Work to complete :: Filter the entries below, keeping every line that has the word "určeným".

Extracted records:
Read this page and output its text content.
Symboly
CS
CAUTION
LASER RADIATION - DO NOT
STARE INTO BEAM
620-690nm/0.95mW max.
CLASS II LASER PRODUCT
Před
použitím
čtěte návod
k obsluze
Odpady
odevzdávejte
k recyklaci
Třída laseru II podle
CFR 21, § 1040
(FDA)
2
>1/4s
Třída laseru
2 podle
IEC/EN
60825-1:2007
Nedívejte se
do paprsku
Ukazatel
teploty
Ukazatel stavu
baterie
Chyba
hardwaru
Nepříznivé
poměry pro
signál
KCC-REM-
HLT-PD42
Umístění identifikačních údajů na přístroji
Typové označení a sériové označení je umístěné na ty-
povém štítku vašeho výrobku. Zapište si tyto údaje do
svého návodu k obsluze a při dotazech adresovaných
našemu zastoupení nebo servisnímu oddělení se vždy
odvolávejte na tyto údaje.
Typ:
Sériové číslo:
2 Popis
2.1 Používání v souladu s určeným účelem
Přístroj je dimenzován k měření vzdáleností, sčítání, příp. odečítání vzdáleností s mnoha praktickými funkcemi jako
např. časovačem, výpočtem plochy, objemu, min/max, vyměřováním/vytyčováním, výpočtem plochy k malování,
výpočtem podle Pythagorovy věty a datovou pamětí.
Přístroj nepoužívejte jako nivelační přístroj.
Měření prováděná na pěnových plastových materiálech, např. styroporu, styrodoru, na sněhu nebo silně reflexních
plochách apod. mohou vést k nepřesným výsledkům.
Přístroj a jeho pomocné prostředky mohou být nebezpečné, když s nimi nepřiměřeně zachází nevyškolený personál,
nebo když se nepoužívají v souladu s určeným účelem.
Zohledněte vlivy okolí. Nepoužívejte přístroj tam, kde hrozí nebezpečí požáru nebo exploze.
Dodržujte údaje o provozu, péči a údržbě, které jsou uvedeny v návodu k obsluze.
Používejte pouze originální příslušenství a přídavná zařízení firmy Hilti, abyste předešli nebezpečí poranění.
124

Complete output ::
2.1 Používání v souladu s určeným účelem
nebo když se nepoužívají v souladu s určeným účelem.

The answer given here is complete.